* Start *

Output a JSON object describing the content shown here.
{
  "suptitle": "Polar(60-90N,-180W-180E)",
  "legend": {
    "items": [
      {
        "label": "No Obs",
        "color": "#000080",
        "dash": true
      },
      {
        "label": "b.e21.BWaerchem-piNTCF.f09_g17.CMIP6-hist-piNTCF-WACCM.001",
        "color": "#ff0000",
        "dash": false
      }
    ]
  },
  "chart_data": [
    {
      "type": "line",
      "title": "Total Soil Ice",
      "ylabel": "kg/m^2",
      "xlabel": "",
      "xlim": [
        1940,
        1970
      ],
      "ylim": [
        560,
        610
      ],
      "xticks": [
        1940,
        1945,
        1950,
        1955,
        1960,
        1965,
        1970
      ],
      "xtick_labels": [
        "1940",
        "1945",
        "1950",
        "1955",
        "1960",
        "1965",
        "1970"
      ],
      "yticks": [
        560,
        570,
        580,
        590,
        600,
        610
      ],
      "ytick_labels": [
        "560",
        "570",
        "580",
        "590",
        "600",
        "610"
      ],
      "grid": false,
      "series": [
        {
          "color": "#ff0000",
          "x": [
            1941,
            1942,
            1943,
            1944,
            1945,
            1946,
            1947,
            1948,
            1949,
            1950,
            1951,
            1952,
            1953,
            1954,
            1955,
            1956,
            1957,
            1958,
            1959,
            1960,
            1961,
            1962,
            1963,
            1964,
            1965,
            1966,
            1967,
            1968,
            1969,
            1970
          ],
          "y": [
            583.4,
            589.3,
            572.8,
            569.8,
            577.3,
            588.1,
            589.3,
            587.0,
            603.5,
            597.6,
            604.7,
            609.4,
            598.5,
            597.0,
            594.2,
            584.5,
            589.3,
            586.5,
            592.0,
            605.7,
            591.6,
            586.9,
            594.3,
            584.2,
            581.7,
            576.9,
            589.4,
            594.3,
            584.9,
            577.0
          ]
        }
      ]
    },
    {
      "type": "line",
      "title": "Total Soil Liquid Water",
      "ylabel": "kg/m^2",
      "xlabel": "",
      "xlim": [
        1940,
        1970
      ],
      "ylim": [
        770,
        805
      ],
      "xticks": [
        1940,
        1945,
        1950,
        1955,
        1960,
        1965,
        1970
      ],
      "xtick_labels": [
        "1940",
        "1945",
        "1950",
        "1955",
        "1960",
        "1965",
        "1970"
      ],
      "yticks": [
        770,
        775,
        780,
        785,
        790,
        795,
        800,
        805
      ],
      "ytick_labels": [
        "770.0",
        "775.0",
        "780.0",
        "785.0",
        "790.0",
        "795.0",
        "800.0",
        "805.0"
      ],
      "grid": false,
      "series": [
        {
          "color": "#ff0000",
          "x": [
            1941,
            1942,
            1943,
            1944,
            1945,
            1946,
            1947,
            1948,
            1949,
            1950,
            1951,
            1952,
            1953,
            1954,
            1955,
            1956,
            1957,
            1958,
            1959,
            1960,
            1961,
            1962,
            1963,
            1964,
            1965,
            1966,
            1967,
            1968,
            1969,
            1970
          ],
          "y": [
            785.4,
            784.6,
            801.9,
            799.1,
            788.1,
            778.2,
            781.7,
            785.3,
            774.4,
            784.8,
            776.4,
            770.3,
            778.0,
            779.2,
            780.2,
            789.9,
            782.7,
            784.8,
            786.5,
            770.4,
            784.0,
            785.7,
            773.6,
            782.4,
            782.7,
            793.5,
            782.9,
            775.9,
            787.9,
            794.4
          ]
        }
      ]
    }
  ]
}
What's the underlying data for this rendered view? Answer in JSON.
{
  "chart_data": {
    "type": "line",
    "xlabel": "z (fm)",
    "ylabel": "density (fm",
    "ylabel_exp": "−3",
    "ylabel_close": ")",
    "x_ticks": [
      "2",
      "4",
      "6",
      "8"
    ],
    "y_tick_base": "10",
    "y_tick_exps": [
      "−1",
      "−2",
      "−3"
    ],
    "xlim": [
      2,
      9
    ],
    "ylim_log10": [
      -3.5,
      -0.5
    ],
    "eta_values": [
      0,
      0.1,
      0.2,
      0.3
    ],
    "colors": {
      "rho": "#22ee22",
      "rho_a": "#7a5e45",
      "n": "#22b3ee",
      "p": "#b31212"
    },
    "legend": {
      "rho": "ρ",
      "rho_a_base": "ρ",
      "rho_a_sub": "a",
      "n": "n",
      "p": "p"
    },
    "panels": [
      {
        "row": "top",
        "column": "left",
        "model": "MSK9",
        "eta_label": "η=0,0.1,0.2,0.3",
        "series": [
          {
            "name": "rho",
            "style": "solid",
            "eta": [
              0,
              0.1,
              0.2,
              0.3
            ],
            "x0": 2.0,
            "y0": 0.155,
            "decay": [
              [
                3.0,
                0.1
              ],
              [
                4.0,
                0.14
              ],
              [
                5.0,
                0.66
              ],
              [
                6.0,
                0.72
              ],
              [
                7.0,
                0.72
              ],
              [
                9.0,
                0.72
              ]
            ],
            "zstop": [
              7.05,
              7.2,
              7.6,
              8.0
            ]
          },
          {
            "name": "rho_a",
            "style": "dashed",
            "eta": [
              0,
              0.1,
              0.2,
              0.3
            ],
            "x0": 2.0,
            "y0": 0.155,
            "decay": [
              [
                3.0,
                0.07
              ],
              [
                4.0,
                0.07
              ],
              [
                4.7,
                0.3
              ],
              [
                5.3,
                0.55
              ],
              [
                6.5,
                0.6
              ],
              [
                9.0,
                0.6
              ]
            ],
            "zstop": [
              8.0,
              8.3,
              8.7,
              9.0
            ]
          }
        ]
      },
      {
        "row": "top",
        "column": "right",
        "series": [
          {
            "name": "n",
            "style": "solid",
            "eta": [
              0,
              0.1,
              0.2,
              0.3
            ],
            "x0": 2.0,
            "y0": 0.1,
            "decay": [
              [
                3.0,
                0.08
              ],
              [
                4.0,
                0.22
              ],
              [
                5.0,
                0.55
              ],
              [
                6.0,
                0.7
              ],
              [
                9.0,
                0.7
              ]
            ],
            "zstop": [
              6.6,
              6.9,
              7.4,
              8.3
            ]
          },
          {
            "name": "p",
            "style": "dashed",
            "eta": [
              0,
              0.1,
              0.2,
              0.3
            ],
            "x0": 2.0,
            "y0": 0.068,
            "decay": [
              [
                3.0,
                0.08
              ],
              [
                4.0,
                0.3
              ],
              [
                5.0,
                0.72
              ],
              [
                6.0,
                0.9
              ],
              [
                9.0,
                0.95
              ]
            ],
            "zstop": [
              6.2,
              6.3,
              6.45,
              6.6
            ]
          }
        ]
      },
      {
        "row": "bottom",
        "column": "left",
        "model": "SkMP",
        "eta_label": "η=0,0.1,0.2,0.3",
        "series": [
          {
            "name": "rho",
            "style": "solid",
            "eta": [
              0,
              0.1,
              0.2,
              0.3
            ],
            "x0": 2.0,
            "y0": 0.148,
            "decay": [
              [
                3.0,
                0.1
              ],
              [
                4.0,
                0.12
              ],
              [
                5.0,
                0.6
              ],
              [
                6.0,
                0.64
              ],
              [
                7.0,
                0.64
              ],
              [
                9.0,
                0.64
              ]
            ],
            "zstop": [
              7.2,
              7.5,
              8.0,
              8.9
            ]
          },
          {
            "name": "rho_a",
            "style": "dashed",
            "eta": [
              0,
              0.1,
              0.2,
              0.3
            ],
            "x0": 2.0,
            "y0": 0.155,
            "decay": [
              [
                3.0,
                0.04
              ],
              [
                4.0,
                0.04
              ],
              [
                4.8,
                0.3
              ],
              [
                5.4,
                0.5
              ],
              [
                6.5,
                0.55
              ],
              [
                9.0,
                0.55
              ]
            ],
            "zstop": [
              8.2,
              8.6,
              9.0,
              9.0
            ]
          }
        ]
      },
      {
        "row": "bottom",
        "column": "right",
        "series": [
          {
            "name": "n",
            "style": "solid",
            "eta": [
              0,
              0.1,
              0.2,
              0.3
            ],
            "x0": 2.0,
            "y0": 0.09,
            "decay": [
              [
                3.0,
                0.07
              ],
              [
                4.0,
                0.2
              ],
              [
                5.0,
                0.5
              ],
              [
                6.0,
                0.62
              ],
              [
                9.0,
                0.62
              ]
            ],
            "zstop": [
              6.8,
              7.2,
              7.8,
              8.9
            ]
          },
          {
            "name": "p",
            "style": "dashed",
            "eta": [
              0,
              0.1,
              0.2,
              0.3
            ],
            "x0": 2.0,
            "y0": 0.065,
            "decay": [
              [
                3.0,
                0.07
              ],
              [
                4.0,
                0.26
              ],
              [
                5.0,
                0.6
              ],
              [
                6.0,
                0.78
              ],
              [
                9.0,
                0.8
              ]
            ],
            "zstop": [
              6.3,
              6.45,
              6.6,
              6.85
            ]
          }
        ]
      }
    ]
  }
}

* End *

What is expected
Collect each line holding the string "Soil".

Task result
      "title": "Total Soil Ice",
      "title": "Total Soil Liquid Water",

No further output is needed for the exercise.